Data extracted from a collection
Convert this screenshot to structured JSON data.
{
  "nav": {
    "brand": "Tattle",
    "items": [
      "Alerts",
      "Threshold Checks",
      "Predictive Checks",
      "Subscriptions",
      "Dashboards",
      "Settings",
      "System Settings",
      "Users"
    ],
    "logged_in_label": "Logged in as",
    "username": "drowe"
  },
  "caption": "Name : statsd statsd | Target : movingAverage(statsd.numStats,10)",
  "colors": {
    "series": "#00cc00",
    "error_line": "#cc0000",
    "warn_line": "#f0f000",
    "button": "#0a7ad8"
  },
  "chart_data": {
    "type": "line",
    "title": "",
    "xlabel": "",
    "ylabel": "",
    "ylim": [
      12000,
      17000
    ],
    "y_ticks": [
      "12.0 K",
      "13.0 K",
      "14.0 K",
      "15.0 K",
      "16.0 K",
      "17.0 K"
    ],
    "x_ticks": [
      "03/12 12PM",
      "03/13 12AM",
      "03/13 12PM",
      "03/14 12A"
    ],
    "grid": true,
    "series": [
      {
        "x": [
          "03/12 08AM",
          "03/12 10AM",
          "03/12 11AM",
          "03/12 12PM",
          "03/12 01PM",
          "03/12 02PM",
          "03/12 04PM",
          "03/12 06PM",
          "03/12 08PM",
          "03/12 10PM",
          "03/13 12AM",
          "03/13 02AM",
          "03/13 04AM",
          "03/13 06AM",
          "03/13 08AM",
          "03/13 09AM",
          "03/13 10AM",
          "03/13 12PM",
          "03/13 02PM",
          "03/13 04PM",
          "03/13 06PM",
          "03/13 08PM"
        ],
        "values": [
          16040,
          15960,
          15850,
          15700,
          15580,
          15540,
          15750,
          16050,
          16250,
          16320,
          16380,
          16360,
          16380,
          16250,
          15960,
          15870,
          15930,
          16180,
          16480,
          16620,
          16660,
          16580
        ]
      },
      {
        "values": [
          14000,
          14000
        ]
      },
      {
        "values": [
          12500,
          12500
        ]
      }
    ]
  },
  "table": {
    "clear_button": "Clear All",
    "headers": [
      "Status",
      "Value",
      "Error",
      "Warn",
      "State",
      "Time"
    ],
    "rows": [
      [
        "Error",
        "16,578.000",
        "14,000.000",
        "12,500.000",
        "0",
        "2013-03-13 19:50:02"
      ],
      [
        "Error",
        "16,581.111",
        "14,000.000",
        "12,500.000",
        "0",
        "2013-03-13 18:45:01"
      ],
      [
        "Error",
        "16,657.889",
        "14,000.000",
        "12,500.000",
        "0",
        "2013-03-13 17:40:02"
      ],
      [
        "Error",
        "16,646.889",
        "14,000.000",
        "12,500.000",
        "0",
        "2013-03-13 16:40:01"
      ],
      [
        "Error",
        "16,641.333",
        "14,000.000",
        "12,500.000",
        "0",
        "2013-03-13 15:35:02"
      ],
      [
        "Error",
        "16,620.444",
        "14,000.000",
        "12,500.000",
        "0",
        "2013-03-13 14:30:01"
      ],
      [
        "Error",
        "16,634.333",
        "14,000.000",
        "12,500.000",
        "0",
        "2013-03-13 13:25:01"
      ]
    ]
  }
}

» **Aim of the task**:
Copy out the whole listing, exactly as written.

» **Written reply**:
Convert this screenshot to structured JSON data.
{
  "nav": {
    "brand": "Tattle",
    "items": [
      "Alerts",
      "Threshold Checks",
      "Predictive Checks",
      "Subscriptions",
      "Dashboards",
      "Settings",
      "System Settings",
      "Users"
    ],
    "logged_in_label": "Logged in as",
    "username": "drowe"
  },
  "caption": "Name : statsd statsd | Target : movingAverage(statsd.numStats,10)",
  "colors": {
    "series": "#00cc00",
    "error_line": "#cc0000",
    "warn_line": "#f0f000",
    "button": "#0a7ad8"
  },
  "chart_data": {
    "type": "line",
    "title": "",
    "xlabel": "",
    "ylabel": "",
    "ylim": [
      12000,
      17000
    ],
    "y_ticks": [
      "12.0 K",
      "13.0 K",
      "14.0 K",
      "15.0 K",
      "16.0 K",
      "17.0 K"
    ],
    "x_ticks": [
      "03/12 12PM",
      "03/13 12AM",
      "03/13 12PM",
      "03/14 12A"
    ],
    "grid": true,
    "series": [
      {
        "x": [
          "03/12 08AM",
          "03/12 10AM",
          "03/12 11AM",
          "03/12 12PM",
          "03/12 01PM",
          "03/12 02PM",
          "03/12 04PM",
          "03/12 06PM",
          "03/12 08PM",
          "03/12 10PM",
          "03/13 12AM",
          "03/13 02AM",
          "03/13 04AM",
          "03/13 06AM",
          "03/13 08AM",
          "03/13 09AM",
          "03/13 10AM",
          "03/13 12PM",
          "03/13 02PM",
          "03/13 04PM",
          "03/13 06PM",
          "03/13 08PM"
        ],
        "values": [
          16040,
          15960,
          15850,
          15700,
          15580,
          15540,
          15750,
          16050,
          16250,
          16320,
          16380,
          16360,
          16380,
          16250,
          15960,
          15870,
          15930,
          16180,
          16480,
          16620,
          16660,
          16580
        ]
      },
      {
        "values": [
          14000,
          14000
        ]
      },
      {
        "values": [
          12500,
          12500
        ]
      }
    ]
  },
  "table": {
    "clear_button": "Clear All",
    "headers": [
      "Status",
      "Value",
      "Error",
      "Warn",
      "State",
      "Time"
    ],
    "rows": [
      [
        "Error",
        "16,578.000",
        "14,000.000",
        "12,500.000",
        "0",
        "2013-03-13 19:50:02"
      ],
      [
        "Error",
        "16,581.111",
        "14,000.000",
        "12,500.000",
        "0",
        "2013-03-13 18:45:01"
      ],
      [
        "Error",
        "16,657.889",
        "14,000.000",
        "12,500.000",
        "0",
        "2013-03-13 17:40:02"
      ],
      [
        "Error",
        "16,646.889",
        "14,000.000",
        "12,500.000",
        "0",
        "2013-03-13 16:40:01"
      ],
      [
        "Error",
        "16,641.333",
        "14,000.000",
        "12,500.000",
        "0",
        "2013-03-13 15:35:02"
      ],
      [
        "Error",
        "16,620.444",
        "14,000.000",
        "12,500.000",
        "0",
        "2013-03-13 14:30:01"
      ],
      [
        "Error",
        "16,634.333",
        "14,000.000",
        "12,500.000",
        "0",
        "2013-03-13 13:25:01"
      ]
    ]
  }
}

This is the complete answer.